▶ _Given request_:
Each line containing the word "Pollo" must be collected.

[Chart and figure data]
* START *
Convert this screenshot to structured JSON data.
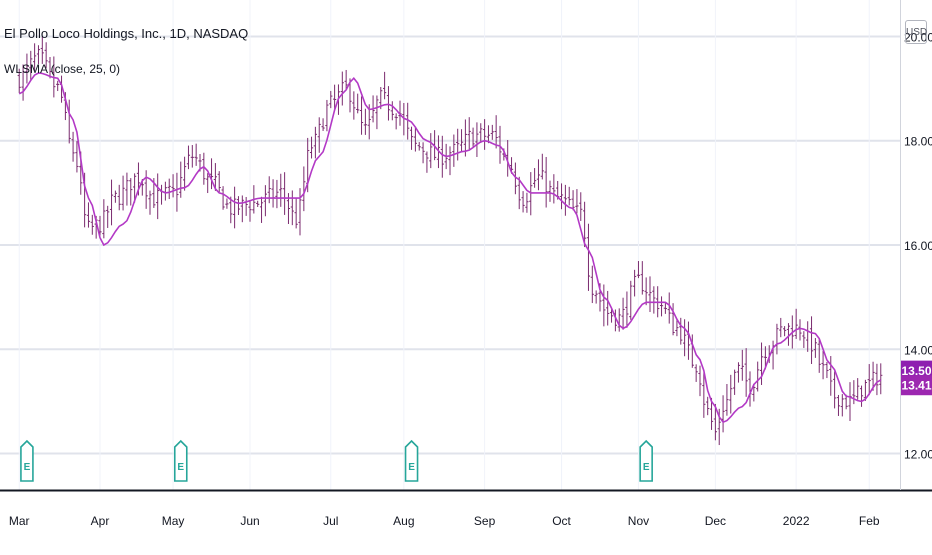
{
  "legend": {
    "symbol_title": "El Pollo Loco Holdings, Inc., 1D, NASDAQ",
    "indicator": "WLSMA (close, 25, 0)"
  },
  "currency_label": "USD",
  "colors": {
    "price_bars": "#7a2a6e",
    "ma_line": "#b339c6",
    "grid": "#e0e3eb",
    "earnings_marker": "#26a69a",
    "label_last": "#8e1fb0",
    "label_ma": "#9c27b0",
    "axis_text": "#131722"
  },
  "chart_data": {
    "type": "line",
    "title": "El Pollo Loco Holdings, Inc., 1D, NASDAQ",
    "ylim": [
      11.3,
      20.7
    ],
    "y_ticks": [
      12.0,
      14.0,
      16.0,
      18.0,
      20.0
    ],
    "y_tick_labels": [
      "12.00",
      "14.00",
      "16.00",
      "18.00",
      "20.00"
    ],
    "xlim_index": [
      -5,
      229
    ],
    "x_tick_labels": [
      {
        "label": "Mar",
        "index": 0
      },
      {
        "label": "Apr",
        "index": 21
      },
      {
        "label": "May",
        "index": 40
      },
      {
        "label": "Jun",
        "index": 60
      },
      {
        "label": "Jul",
        "index": 81
      },
      {
        "label": "Aug",
        "index": 100
      },
      {
        "label": "Sep",
        "index": 121
      },
      {
        "label": "Oct",
        "index": 141
      },
      {
        "label": "Nov",
        "index": 161
      },
      {
        "label": "Dec",
        "index": 181
      },
      {
        "label": "2022",
        "index": 202
      },
      {
        "label": "Feb",
        "index": 221
      }
    ],
    "grid": true,
    "series": [
      {
        "kind": "ohlc",
        "anchors": [
          {
            "i": 0,
            "c": 19.2
          },
          {
            "i": 5,
            "c": 19.6
          },
          {
            "i": 10,
            "c": 19.0
          },
          {
            "i": 14,
            "c": 17.8
          },
          {
            "i": 18,
            "c": 16.3
          },
          {
            "i": 21,
            "c": 16.4
          },
          {
            "i": 25,
            "c": 16.9
          },
          {
            "i": 31,
            "c": 17.3
          },
          {
            "i": 35,
            "c": 16.9
          },
          {
            "i": 40,
            "c": 17.0
          },
          {
            "i": 45,
            "c": 17.7
          },
          {
            "i": 50,
            "c": 17.2
          },
          {
            "i": 55,
            "c": 16.7
          },
          {
            "i": 61,
            "c": 16.8
          },
          {
            "i": 68,
            "c": 17.0
          },
          {
            "i": 72,
            "c": 16.5
          },
          {
            "i": 76,
            "c": 17.9
          },
          {
            "i": 81,
            "c": 18.7
          },
          {
            "i": 85,
            "c": 19.0
          },
          {
            "i": 90,
            "c": 18.2
          },
          {
            "i": 94,
            "c": 18.8
          },
          {
            "i": 98,
            "c": 18.6
          },
          {
            "i": 103,
            "c": 17.9
          },
          {
            "i": 109,
            "c": 17.7
          },
          {
            "i": 113,
            "c": 17.8
          },
          {
            "i": 118,
            "c": 18.1
          },
          {
            "i": 123,
            "c": 18.1
          },
          {
            "i": 127,
            "c": 17.6
          },
          {
            "i": 131,
            "c": 16.9
          },
          {
            "i": 135,
            "c": 17.3
          },
          {
            "i": 140,
            "c": 16.9
          },
          {
            "i": 146,
            "c": 16.6
          },
          {
            "i": 149,
            "c": 15.2
          },
          {
            "i": 153,
            "c": 14.7
          },
          {
            "i": 156,
            "c": 14.6
          },
          {
            "i": 161,
            "c": 15.3
          },
          {
            "i": 166,
            "c": 14.9
          },
          {
            "i": 171,
            "c": 14.4
          },
          {
            "i": 176,
            "c": 13.7
          },
          {
            "i": 179,
            "c": 12.8
          },
          {
            "i": 181,
            "c": 12.4
          },
          {
            "i": 183,
            "c": 12.9
          },
          {
            "i": 187,
            "c": 13.6
          },
          {
            "i": 190,
            "c": 13.3
          },
          {
            "i": 194,
            "c": 14.0
          },
          {
            "i": 199,
            "c": 14.4
          },
          {
            "i": 203,
            "c": 14.4
          },
          {
            "i": 206,
            "c": 14.1
          },
          {
            "i": 209,
            "c": 13.6
          },
          {
            "i": 212,
            "c": 13.1
          },
          {
            "i": 216,
            "c": 13.0
          },
          {
            "i": 220,
            "c": 13.3
          },
          {
            "i": 224,
            "c": 13.5
          }
        ],
        "last_close": 13.5,
        "last_label": "13.50"
      },
      {
        "name": "WLSMA (close, 25, 0)",
        "kind": "line",
        "anchors": [
          {
            "i": 0,
            "v": 18.9
          },
          {
            "i": 5,
            "v": 19.3
          },
          {
            "i": 10,
            "v": 19.2
          },
          {
            "i": 14,
            "v": 18.4
          },
          {
            "i": 18,
            "v": 16.9
          },
          {
            "i": 22,
            "v": 16.0
          },
          {
            "i": 27,
            "v": 16.4
          },
          {
            "i": 33,
            "v": 17.3
          },
          {
            "i": 38,
            "v": 17.0
          },
          {
            "i": 43,
            "v": 17.1
          },
          {
            "i": 48,
            "v": 17.5
          },
          {
            "i": 52,
            "v": 17.0
          },
          {
            "i": 57,
            "v": 16.8
          },
          {
            "i": 63,
            "v": 16.9
          },
          {
            "i": 69,
            "v": 16.9
          },
          {
            "i": 73,
            "v": 16.9
          },
          {
            "i": 78,
            "v": 17.7
          },
          {
            "i": 84,
            "v": 18.9
          },
          {
            "i": 87,
            "v": 19.2
          },
          {
            "i": 91,
            "v": 18.6
          },
          {
            "i": 96,
            "v": 18.7
          },
          {
            "i": 101,
            "v": 18.4
          },
          {
            "i": 106,
            "v": 18.0
          },
          {
            "i": 111,
            "v": 17.7
          },
          {
            "i": 116,
            "v": 17.8
          },
          {
            "i": 121,
            "v": 18.0
          },
          {
            "i": 125,
            "v": 17.9
          },
          {
            "i": 129,
            "v": 17.3
          },
          {
            "i": 133,
            "v": 17.0
          },
          {
            "i": 138,
            "v": 17.0
          },
          {
            "i": 144,
            "v": 16.7
          },
          {
            "i": 148,
            "v": 15.9
          },
          {
            "i": 152,
            "v": 15.0
          },
          {
            "i": 157,
            "v": 14.4
          },
          {
            "i": 163,
            "v": 14.9
          },
          {
            "i": 168,
            "v": 14.9
          },
          {
            "i": 173,
            "v": 14.4
          },
          {
            "i": 177,
            "v": 13.8
          },
          {
            "i": 180,
            "v": 13.0
          },
          {
            "i": 183,
            "v": 12.6
          },
          {
            "i": 188,
            "v": 12.9
          },
          {
            "i": 192,
            "v": 13.4
          },
          {
            "i": 197,
            "v": 14.1
          },
          {
            "i": 203,
            "v": 14.4
          },
          {
            "i": 207,
            "v": 14.3
          },
          {
            "i": 211,
            "v": 13.7
          },
          {
            "i": 215,
            "v": 13.1
          },
          {
            "i": 219,
            "v": 13.0
          },
          {
            "i": 224,
            "v": 13.41
          }
        ],
        "last_value": 13.41,
        "last_label": "13.41"
      }
    ],
    "earnings_events": [
      {
        "index": 2,
        "label": "E"
      },
      {
        "index": 42,
        "label": "E"
      },
      {
        "index": 102,
        "label": "E"
      },
      {
        "index": 163,
        "label": "E"
      }
    ]
  }
}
* END *
▶ _Output_:
    "symbol_title": "El Pollo Loco Holdings, Inc., 1D, NASDAQ",
    "title": "El Pollo Loco Holdings, Inc., 1D, NASDAQ",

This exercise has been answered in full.